- Written problem -
Could every line of the data be printed exactly as it reads?

_ _ _ _ _ _ _

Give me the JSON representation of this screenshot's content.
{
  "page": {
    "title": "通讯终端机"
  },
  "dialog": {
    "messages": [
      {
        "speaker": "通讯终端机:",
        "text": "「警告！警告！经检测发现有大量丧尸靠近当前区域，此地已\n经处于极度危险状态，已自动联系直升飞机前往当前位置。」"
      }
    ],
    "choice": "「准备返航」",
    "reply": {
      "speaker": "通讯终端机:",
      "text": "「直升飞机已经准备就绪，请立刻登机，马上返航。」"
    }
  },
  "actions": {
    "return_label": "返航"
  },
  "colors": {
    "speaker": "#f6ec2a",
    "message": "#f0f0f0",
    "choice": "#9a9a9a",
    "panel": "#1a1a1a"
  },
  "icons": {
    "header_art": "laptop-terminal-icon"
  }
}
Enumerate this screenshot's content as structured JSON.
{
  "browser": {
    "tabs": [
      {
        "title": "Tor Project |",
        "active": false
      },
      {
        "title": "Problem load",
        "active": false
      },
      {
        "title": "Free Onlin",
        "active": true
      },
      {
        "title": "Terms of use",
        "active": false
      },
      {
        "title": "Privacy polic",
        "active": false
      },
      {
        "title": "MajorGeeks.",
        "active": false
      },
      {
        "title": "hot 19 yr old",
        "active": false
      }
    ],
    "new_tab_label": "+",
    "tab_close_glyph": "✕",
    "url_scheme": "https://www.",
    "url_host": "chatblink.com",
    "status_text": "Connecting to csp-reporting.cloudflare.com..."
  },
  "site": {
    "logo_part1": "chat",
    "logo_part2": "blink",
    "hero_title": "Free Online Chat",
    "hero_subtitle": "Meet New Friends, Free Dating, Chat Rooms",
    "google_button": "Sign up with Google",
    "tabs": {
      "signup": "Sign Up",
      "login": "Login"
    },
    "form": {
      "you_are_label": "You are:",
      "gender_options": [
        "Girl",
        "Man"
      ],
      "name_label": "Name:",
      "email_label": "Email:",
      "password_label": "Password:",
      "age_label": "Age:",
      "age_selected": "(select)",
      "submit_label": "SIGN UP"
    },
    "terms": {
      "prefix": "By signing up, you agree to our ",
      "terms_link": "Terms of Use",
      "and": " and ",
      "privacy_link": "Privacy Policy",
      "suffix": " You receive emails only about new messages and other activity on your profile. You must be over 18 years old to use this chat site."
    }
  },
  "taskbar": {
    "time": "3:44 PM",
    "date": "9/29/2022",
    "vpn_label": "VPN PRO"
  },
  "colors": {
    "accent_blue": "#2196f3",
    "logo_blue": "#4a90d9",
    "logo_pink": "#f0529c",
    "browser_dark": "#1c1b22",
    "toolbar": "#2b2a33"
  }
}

_ _ _ _ _ _ _

- Expected answer -
Give me the JSON representation of this screenshot's content.
{
  "page": {
    "title": "通讯终端机"
  },
  "dialog": {
    "messages": [
      {
        "speaker": "通讯终端机:",
        "text": "「警告！警告！经检测发现有大量丧尸靠近当前区域，此地已\n经处于极度危险状态，已自动联系直升飞机前往当前位置。」"
      }
    ],
    "choice": "「准备返航」",
    "reply": {
      "speaker": "通讯终端机:",
      "text": "「直升飞机已经准备就绪，请立刻登机，马上返航。」"
    }
  },
  "actions": {
    "return_label": "返航"
  },
  "colors": {
    "speaker": "#f6ec2a",
    "message": "#f0f0f0",
    "choice": "#9a9a9a",
    "panel": "#1a1a1a"
  },
  "icons": {
    "header_art": "laptop-terminal-icon"
  }
}
Enumerate this screenshot's content as structured JSON.
{
  "browser": {
    "tabs": [
      {
        "title": "Tor Project |",
        "active": false
      },
      {
        "title": "Problem load",
        "active": false
      },
      {
        "title": "Free Onlin",
        "active": true
      },
      {
        "title": "Terms of use",
        "active": false
      },
      {
        "title": "Privacy polic",
        "active": false
      },
      {
        "title": "MajorGeeks.",
        "active": false
      },
      {
        "title": "hot 19 yr old",
        "active": false
      }
    ],
    "new_tab_label": "+",
    "tab_close_glyph": "✕",
    "url_scheme": "https://www.",
    "url_host": "chatblink.com",
    "status_text": "Connecting to csp-reporting.cloudflare.com..."
  },
  "site": {
    "logo_part1": "chat",
    "logo_part2": "blink",
    "hero_title": "Free Online Chat",
    "hero_subtitle": "Meet New Friends, Free Dating, Chat Rooms",
    "google_button": "Sign up with Google",
    "tabs": {
      "signup": "Sign Up",
      "login": "Login"
    },
    "form": {
      "you_are_label": "You are:",
      "gender_options": [
        "Girl",
        "Man"
      ],
      "name_label": "Name:",
      "email_label": "Email:",
      "password_label": "Password:",
      "age_label": "Age:",
      "age_selected": "(select)",
      "submit_label": "SIGN UP"
    },
    "terms": {
      "prefix": "By signing up, you agree to our ",
      "terms_link": "Terms of Use",
      "and": " and ",
      "privacy_link": "Privacy Policy",
      "suffix": " You receive emails only about new messages and other activity on your profile. You must be over 18 years old to use this chat site."
    }
  },
  "taskbar": {
    "time": "3:44 PM",
    "date": "9/29/2022",
    "vpn_label": "VPN PRO"
  },
  "colors": {
    "accent_blue": "#2196f3",
    "logo_blue": "#4a90d9",
    "logo_pink": "#f0529c",
    "browser_dark": "#1c1b22",
    "toolbar": "#2b2a33"
  }
}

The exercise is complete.